[Items from a dataset]
-------------------------

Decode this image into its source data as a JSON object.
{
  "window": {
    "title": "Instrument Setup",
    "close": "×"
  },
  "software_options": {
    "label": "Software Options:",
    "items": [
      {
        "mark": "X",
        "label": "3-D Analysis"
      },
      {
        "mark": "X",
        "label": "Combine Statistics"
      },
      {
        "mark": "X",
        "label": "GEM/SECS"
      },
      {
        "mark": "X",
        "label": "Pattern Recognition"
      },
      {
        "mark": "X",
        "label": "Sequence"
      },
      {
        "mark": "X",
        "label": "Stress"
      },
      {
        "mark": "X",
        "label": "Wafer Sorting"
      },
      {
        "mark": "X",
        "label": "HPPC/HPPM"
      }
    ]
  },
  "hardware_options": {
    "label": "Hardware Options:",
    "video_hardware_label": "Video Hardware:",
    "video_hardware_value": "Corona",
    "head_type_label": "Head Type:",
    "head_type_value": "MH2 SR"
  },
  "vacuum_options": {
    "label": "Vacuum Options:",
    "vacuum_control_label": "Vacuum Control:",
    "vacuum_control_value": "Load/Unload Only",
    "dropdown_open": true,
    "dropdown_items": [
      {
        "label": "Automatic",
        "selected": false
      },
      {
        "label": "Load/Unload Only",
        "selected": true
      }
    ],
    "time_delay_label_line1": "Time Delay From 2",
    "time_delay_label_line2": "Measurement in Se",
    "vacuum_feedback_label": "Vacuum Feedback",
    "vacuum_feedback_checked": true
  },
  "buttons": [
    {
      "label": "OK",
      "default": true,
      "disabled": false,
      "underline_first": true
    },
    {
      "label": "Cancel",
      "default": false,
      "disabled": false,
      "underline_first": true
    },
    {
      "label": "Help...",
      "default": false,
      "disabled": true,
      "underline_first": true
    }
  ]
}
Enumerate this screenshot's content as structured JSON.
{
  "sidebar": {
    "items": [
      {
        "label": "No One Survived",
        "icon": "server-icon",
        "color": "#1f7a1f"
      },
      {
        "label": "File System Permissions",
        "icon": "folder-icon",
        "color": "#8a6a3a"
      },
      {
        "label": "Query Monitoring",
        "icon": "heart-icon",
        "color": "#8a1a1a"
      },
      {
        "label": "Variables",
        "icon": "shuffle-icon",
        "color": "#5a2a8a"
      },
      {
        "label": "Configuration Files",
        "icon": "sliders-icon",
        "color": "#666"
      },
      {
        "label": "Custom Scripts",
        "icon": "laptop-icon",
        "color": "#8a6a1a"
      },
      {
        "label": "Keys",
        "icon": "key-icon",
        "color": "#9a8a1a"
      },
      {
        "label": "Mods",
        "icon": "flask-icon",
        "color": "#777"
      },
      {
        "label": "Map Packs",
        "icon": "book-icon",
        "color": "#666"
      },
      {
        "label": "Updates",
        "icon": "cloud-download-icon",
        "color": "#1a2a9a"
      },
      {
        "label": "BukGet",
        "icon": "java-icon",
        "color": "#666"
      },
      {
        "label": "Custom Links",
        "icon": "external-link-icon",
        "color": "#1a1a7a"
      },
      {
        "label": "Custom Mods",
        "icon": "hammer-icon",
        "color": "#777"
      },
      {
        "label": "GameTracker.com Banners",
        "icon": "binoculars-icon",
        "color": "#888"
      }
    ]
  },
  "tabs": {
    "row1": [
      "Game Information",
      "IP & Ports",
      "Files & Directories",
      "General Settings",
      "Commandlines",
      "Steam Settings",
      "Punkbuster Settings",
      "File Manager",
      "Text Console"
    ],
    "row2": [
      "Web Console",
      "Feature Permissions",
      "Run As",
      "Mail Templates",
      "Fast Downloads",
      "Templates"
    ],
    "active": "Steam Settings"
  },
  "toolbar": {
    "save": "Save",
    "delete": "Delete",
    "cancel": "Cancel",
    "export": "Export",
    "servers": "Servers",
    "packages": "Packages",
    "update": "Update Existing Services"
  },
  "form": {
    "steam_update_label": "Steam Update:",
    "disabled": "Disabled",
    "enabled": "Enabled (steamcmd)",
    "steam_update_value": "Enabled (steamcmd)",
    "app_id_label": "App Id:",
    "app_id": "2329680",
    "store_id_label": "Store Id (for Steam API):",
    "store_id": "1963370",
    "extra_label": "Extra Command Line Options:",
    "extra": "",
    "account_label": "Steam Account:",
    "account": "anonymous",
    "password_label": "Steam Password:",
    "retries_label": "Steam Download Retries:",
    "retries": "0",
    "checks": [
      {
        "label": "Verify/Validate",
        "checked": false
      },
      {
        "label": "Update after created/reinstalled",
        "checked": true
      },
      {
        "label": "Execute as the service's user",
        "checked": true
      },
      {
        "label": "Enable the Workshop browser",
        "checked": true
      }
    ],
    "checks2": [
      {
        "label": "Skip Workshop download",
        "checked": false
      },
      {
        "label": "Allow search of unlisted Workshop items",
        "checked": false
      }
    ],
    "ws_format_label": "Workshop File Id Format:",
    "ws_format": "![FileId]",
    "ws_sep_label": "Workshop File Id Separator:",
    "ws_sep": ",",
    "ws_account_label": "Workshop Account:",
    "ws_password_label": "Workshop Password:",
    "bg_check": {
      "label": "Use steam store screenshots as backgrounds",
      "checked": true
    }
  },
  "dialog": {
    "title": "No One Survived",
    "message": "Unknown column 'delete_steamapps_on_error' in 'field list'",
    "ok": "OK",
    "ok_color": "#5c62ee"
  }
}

-------------------------

- YOUR TASK: Retype each record exactly, leaving nothing out.

- TASK RESPONSE:
Decode this image into its source data as a JSON object.
{
  "window": {
    "title": "Instrument Setup",
    "close": "×"
  },
  "software_options": {
    "label": "Software Options:",
    "items": [
      {
        "mark": "X",
        "label": "3-D Analysis"
      },
      {
        "mark": "X",
        "label": "Combine Statistics"
      },
      {
        "mark": "X",
        "label": "GEM/SECS"
      },
      {
        "mark": "X",
        "label": "Pattern Recognition"
      },
      {
        "mark": "X",
        "label": "Sequence"
      },
      {
        "mark": "X",
        "label": "Stress"
      },
      {
        "mark": "X",
        "label": "Wafer Sorting"
      },
      {
        "mark": "X",
        "label": "HPPC/HPPM"
      }
    ]
  },
  "hardware_options": {
    "label": "Hardware Options:",
    "video_hardware_label": "Video Hardware:",
    "video_hardware_value": "Corona",
    "head_type_label": "Head Type:",
    "head_type_value": "MH2 SR"
  },
  "vacuum_options": {
    "label": "Vacuum Options:",
    "vacuum_control_label": "Vacuum Control:",
    "vacuum_control_value": "Load/Unload Only",
    "dropdown_open": true,
    "dropdown_items": [
      {
        "label": "Automatic",
        "selected": false
      },
      {
        "label": "Load/Unload Only",
        "selected": true
      }
    ],
    "time_delay_label_line1": "Time Delay From 2",
    "time_delay_label_line2": "Measurement in Se",
    "vacuum_feedback_label": "Vacuum Feedback",
    "vacuum_feedback_checked": true
  },
  "buttons": [
    {
      "label": "OK",
      "default": true,
      "disabled": false,
      "underline_first": true
    },
    {
      "label": "Cancel",
      "default": false,
      "disabled": false,
      "underline_first": true
    },
    {
      "label": "Help...",
      "default": false,
      "disabled": true,
      "underline_first": true
    }
  ]
}
Enumerate this screenshot's content as structured JSON.
{
  "sidebar": {
    "items": [
      {
        "label": "No One Survived",
        "icon": "server-icon",
        "color": "#1f7a1f"
      },
      {
        "label": "File System Permissions",
        "icon": "folder-icon",
        "color": "#8a6a3a"
      },
      {
        "label": "Query Monitoring",
        "icon": "heart-icon",
        "color": "#8a1a1a"
      },
      {
        "label": "Variables",
        "icon": "shuffle-icon",
        "color": "#5a2a8a"
      },
      {
        "label": "Configuration Files",
        "icon": "sliders-icon",
        "color": "#666"
      },
      {
        "label": "Custom Scripts",
        "icon": "laptop-icon",
        "color": "#8a6a1a"
      },
      {
        "label": "Keys",
        "icon": "key-icon",
        "color": "#9a8a1a"
      },
      {
        "label": "Mods",
        "icon": "flask-icon",
        "color": "#777"
      },
      {
        "label": "Map Packs",
        "icon": "book-icon",
        "color": "#666"
      },
      {
        "label": "Updates",
        "icon": "cloud-download-icon",
        "color": "#1a2a9a"
      },
      {
        "label": "BukGet",
        "icon": "java-icon",
        "color": "#666"
      },
      {
        "label": "Custom Links",
        "icon": "external-link-icon",
        "color": "#1a1a7a"
      },
      {
        "label": "Custom Mods",
        "icon": "hammer-icon",
        "color": "#777"
      },
      {
        "label": "GameTracker.com Banners",
        "icon": "binoculars-icon",
        "color": "#888"
      }
    ]
  },
  "tabs": {
    "row1": [
      "Game Information",
      "IP & Ports",
      "Files & Directories",
      "General Settings",
      "Commandlines",
      "Steam Settings",
      "Punkbuster Settings",
      "File Manager",
      "Text Console"
    ],
    "row2": [
      "Web Console",
      "Feature Permissions",
      "Run As",
      "Mail Templates",
      "Fast Downloads",
      "Templates"
    ],
    "active": "Steam Settings"
  },
  "toolbar": {
    "save": "Save",
    "delete": "Delete",
    "cancel": "Cancel",
    "export": "Export",
    "servers": "Servers",
    "packages": "Packages",
    "update": "Update Existing Services"
  },
  "form": {
    "steam_update_label": "Steam Update:",
    "disabled": "Disabled",
    "enabled": "Enabled (steamcmd)",
    "steam_update_value": "Enabled (steamcmd)",
    "app_id_label": "App Id:",
    "app_id": "2329680",
    "store_id_label": "Store Id (for Steam API):",
    "store_id": "1963370",
    "extra_label": "Extra Command Line Options:",
    "extra": "",
    "account_label": "Steam Account:",
    "account": "anonymous",
    "password_label": "Steam Password:",
    "retries_label": "Steam Download Retries:",
    "retries": "0",
    "checks": [
      {
        "label": "Verify/Validate",
        "checked": false
      },
      {
        "label": "Update after created/reinstalled",
        "checked": true
      },
      {
        "label": "Execute as the service's user",
        "checked": true
      },
      {
        "label": "Enable the Workshop browser",
        "checked": true
      }
    ],
    "checks2": [
      {
        "label": "Skip Workshop download",
        "checked": false
      },
      {
        "label": "Allow search of unlisted Workshop items",
        "checked": false
      }
    ],
    "ws_format_label": "Workshop File Id Format:",
    "ws_format": "![FileId]",
    "ws_sep_label": "Workshop File Id Separator:",
    "ws_sep": ",",
    "ws_account_label": "Workshop Account:",
    "ws_password_label": "Workshop Password:",
    "bg_check": {
      "label": "Use steam store screenshots as backgrounds",
      "checked": true
    }
  },
  "dialog": {
    "title": "No One Survived",
    "message": "Unknown column 'delete_steamapps_on_error' in 'field list'",
    "ok": "OK",
    "ok_color": "#5c62ee"
  }
}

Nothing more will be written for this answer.